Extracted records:
__________

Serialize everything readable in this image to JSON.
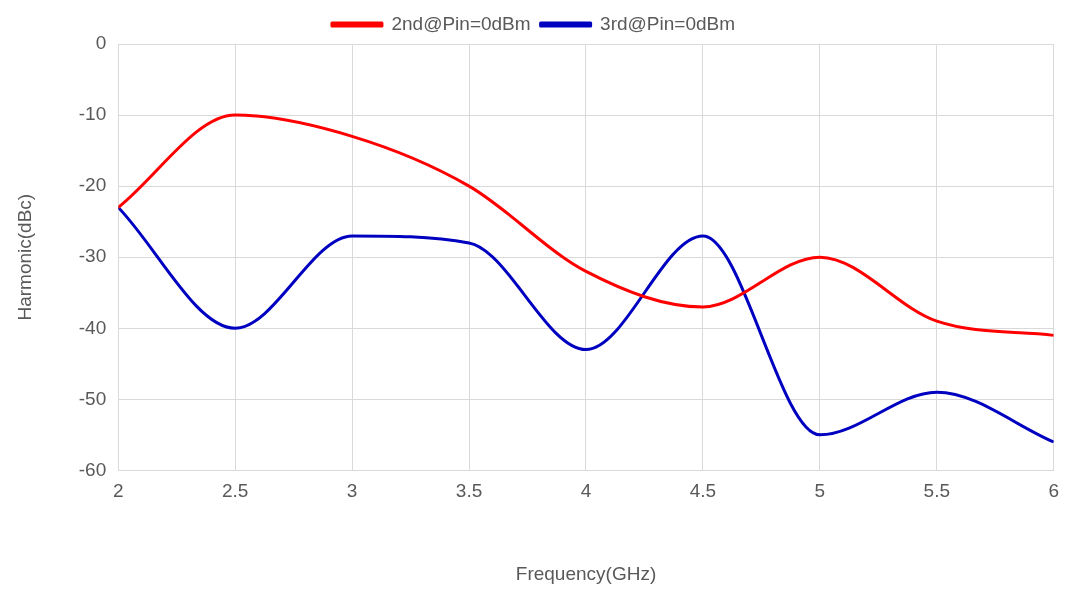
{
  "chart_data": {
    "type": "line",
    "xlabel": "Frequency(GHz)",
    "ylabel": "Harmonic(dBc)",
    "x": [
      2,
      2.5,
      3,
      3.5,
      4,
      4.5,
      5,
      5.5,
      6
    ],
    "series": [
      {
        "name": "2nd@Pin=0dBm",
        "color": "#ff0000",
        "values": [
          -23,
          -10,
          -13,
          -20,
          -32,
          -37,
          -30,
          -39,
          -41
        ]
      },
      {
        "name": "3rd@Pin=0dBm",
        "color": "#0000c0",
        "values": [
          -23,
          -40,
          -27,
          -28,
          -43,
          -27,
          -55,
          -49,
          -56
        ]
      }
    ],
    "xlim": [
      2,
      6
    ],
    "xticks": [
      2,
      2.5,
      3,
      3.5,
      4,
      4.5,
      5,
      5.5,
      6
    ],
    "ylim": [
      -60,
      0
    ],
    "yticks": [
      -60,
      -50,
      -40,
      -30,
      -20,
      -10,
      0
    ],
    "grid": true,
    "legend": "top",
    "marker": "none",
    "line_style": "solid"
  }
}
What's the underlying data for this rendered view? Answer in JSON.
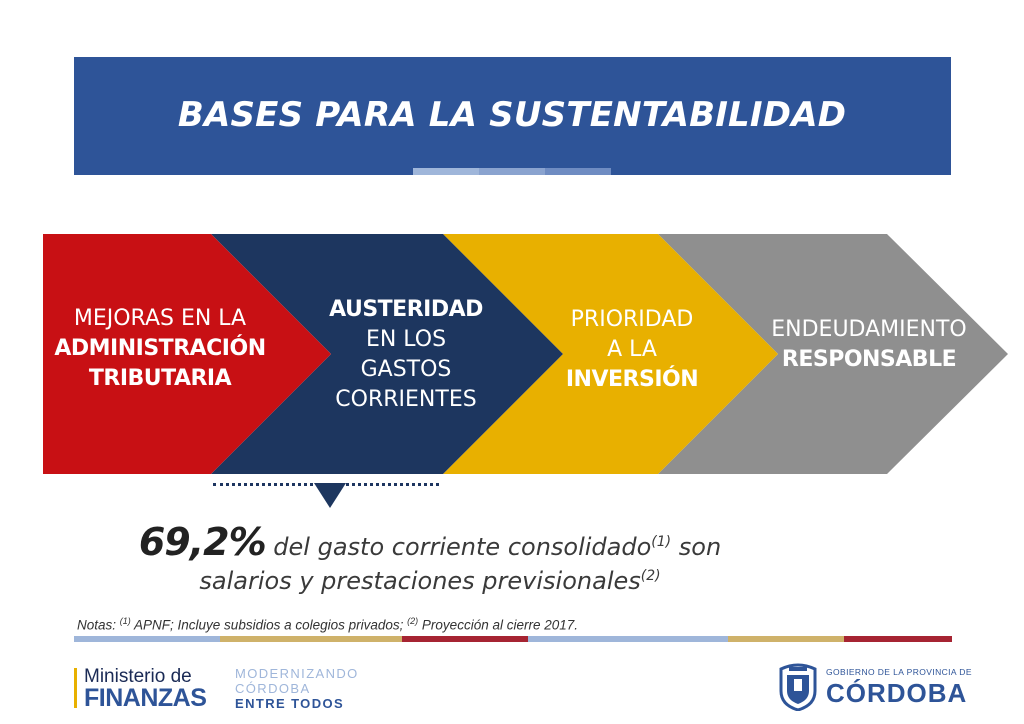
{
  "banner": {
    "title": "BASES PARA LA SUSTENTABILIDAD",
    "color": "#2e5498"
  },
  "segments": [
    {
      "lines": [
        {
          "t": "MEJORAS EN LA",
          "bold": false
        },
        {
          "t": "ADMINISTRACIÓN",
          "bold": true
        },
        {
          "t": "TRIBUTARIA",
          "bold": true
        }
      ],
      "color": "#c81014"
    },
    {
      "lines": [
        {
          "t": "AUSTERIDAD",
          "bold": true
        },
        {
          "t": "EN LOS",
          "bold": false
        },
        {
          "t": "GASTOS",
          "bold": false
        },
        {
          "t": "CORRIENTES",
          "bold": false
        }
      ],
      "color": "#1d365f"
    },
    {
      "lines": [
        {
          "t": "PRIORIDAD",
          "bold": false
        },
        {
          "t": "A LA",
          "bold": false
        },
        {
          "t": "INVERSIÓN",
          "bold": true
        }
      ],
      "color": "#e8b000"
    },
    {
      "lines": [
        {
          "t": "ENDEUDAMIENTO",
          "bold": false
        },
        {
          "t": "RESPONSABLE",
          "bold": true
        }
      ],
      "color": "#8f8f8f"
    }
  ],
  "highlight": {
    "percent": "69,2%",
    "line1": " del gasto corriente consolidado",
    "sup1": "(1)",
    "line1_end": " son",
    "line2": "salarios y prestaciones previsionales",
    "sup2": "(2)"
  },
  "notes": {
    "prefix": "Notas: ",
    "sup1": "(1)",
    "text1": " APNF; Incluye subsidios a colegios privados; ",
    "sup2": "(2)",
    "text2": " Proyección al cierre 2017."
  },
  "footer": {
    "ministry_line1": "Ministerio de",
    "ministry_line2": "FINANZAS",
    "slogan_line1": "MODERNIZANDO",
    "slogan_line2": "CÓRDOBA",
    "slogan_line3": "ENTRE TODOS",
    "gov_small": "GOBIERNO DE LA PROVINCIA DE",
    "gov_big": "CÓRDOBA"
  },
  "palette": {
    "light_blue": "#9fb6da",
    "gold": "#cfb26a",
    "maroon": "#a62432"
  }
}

__________

Write out the material above once more, exactly as it reads, with no pictures.

Serialize everything readable in this image to JSON.
{
  "chart_data": {
    "type": "line",
    "xlabel": "Frequency(GHz)",
    "ylabel": "Harmonic(dBc)",
    "x": [
      2,
      2.5,
      3,
      3.5,
      4,
      4.5,
      5,
      5.5,
      6
    ],
    "series": [
      {
        "name": "2nd@Pin=0dBm",
        "color": "#ff0000",
        "values": [
          -23,
          -10,
          -13,
          -20,
          -32,
          -37,
          -30,
          -39,
          -41
        ]
      },
      {
        "name": "3rd@Pin=0dBm",
        "color": "#0000c0",
        "values": [
          -23,
          -40,
          -27,
          -28,
          -43,
          -27,
          -55,
          -49,
          -56
        ]
      }
    ],
    "xlim": [
      2,
      6
    ],
    "xticks": [
      2,
      2.5,
      3,
      3.5,
      4,
      4.5,
      5,
      5.5,
      6
    ],
    "ylim": [
      -60,
      0
    ],
    "yticks": [
      -60,
      -50,
      -40,
      -30,
      -20,
      -10,
      0
    ],
    "grid": true,
    "legend": "top",
    "marker": "none",
    "line_style": "solid"
  }
}
What's the underlying data for this rendered view? Answer in JSON.
{
  "banner": {
    "title": "BASES PARA LA SUSTENTABILIDAD",
    "color": "#2e5498"
  },
  "segments": [
    {
      "lines": [
        {
          "t": "MEJORAS EN LA",
          "bold": false
        },
        {
          "t": "ADMINISTRACIÓN",
          "bold": true
        },
        {
          "t": "TRIBUTARIA",
          "bold": true
        }
      ],
      "color": "#c81014"
    },
    {
      "lines": [
        {
          "t": "AUSTERIDAD",
          "bold": true
        },
        {
          "t": "EN LOS",
          "bold": false
        },
        {
          "t": "GASTOS",
          "bold": false
        },
        {
          "t": "CORRIENTES",
          "bold": false
        }
      ],
      "color": "#1d365f"
    },
    {
      "lines": [
        {
          "t": "PRIORIDAD",
          "bold": false
        },
        {
          "t": "A LA",
          "bold": false
        },
        {
          "t": "INVERSIÓN",
          "bold": true
        }
      ],
      "color": "#e8b000"
    },
    {
      "lines": [
        {
          "t": "ENDEUDAMIENTO",
          "bold": false
        },
        {
          "t": "RESPONSABLE",
          "bold": true
        }
      ],
      "color": "#8f8f8f"
    }
  ],
  "highlight": {
    "percent": "69,2%",
    "line1": " del gasto corriente consolidado",
    "sup1": "(1)",
    "line1_end": " son",
    "line2": "salarios y prestaciones previsionales",
    "sup2": "(2)"
  },
  "notes": {
    "prefix": "Notas: ",
    "sup1": "(1)",
    "text1": " APNF; Incluye subsidios a colegios privados; ",
    "sup2": "(2)",
    "text2": " Proyección al cierre 2017."
  },
  "footer": {
    "ministry_line1": "Ministerio de",
    "ministry_line2": "FINANZAS",
    "slogan_line1": "MODERNIZANDO",
    "slogan_line2": "CÓRDOBA",
    "slogan_line3": "ENTRE TODOS",
    "gov_small": "GOBIERNO DE LA PROVINCIA DE",
    "gov_big": "CÓRDOBA"
  },
  "palette": {
    "light_blue": "#9fb6da",
    "gold": "#cfb26a",
    "maroon": "#a62432"
  }
}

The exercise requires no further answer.